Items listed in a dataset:
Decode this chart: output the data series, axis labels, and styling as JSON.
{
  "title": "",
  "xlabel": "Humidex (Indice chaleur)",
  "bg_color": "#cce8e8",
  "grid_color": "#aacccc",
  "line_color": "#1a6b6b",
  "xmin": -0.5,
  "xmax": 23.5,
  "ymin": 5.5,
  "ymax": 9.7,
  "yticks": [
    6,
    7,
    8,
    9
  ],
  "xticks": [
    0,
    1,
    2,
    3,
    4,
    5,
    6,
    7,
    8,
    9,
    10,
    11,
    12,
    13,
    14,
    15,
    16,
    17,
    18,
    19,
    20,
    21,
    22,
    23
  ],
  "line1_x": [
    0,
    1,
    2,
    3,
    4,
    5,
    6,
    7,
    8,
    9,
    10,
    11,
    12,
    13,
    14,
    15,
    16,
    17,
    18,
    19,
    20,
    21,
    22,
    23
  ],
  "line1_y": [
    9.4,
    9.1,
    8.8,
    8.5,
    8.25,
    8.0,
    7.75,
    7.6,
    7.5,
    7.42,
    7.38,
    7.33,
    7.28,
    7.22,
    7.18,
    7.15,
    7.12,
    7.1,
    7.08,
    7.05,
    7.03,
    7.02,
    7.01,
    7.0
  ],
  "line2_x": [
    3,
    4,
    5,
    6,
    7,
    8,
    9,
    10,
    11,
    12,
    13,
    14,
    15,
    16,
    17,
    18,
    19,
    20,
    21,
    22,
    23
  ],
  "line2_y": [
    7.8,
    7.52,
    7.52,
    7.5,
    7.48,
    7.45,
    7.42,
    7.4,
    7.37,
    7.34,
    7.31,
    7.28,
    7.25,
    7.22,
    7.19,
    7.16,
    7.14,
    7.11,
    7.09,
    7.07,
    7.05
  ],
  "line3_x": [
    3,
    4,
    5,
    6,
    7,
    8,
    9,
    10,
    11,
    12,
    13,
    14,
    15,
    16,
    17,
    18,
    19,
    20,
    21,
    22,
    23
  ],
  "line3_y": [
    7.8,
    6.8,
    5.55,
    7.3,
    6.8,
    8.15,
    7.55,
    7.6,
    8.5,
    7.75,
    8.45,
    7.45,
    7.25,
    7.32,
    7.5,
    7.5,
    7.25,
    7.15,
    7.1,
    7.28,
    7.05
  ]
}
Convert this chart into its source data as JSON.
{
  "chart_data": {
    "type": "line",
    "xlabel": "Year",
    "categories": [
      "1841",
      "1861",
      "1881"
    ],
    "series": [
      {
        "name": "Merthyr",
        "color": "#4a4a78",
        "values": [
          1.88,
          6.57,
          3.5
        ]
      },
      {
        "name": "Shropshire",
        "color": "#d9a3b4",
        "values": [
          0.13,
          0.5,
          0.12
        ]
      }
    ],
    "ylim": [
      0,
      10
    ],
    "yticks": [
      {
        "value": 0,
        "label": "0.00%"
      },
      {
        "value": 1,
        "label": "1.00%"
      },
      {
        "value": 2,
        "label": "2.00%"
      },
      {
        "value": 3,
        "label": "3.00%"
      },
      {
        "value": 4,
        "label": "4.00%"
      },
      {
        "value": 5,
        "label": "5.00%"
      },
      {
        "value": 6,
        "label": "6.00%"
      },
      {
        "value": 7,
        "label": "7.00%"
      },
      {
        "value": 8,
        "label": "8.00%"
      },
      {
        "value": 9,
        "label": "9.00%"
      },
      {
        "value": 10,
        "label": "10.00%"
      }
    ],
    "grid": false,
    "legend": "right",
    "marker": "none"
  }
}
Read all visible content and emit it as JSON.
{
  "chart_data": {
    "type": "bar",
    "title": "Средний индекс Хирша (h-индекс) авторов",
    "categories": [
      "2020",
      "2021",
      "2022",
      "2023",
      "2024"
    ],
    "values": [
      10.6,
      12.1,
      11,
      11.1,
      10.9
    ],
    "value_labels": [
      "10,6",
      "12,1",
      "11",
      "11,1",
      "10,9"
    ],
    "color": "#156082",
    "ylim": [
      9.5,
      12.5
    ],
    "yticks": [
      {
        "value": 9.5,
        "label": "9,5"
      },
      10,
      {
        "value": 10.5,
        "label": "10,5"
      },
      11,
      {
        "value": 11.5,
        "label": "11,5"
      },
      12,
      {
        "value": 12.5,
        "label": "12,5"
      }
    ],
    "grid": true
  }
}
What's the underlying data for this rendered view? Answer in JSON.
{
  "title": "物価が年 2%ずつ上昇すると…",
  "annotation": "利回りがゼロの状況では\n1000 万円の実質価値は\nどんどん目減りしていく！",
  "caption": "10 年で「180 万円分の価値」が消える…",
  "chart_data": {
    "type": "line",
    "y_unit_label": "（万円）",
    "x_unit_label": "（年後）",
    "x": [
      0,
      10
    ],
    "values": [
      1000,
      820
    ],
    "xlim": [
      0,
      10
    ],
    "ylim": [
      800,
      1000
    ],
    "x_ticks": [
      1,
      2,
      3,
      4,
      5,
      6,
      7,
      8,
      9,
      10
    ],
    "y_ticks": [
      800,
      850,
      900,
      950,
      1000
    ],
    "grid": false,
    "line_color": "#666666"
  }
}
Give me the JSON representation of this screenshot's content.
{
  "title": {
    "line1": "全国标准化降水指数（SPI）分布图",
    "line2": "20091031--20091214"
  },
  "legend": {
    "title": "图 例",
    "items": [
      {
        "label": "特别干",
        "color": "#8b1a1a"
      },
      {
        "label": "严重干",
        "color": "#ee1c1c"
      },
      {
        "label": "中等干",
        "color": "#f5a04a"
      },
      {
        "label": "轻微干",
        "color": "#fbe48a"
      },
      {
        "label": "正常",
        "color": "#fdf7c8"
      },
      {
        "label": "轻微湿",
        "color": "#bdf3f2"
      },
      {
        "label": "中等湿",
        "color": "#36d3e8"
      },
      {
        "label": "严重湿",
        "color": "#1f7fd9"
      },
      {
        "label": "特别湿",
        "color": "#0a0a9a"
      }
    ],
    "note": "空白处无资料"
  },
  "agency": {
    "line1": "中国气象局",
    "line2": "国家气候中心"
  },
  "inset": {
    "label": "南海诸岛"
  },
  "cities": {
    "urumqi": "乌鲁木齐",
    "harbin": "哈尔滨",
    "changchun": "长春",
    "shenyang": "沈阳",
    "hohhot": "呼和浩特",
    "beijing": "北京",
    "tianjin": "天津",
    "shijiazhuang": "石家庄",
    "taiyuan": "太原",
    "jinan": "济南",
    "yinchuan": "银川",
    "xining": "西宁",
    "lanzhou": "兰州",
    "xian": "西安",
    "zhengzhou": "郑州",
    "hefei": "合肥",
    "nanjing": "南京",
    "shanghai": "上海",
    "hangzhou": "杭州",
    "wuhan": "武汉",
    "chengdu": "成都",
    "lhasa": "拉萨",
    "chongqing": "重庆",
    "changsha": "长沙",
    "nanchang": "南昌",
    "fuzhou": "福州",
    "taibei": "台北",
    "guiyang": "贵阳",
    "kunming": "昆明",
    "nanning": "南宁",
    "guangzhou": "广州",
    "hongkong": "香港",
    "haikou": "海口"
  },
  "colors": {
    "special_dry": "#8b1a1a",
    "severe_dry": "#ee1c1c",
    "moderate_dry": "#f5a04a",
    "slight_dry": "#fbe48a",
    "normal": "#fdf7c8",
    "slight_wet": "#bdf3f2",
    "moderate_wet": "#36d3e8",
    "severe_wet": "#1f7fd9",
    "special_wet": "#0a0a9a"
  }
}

**Do this:** The answer is a single number: how many lines include the word "content"?

**Complete response:** 2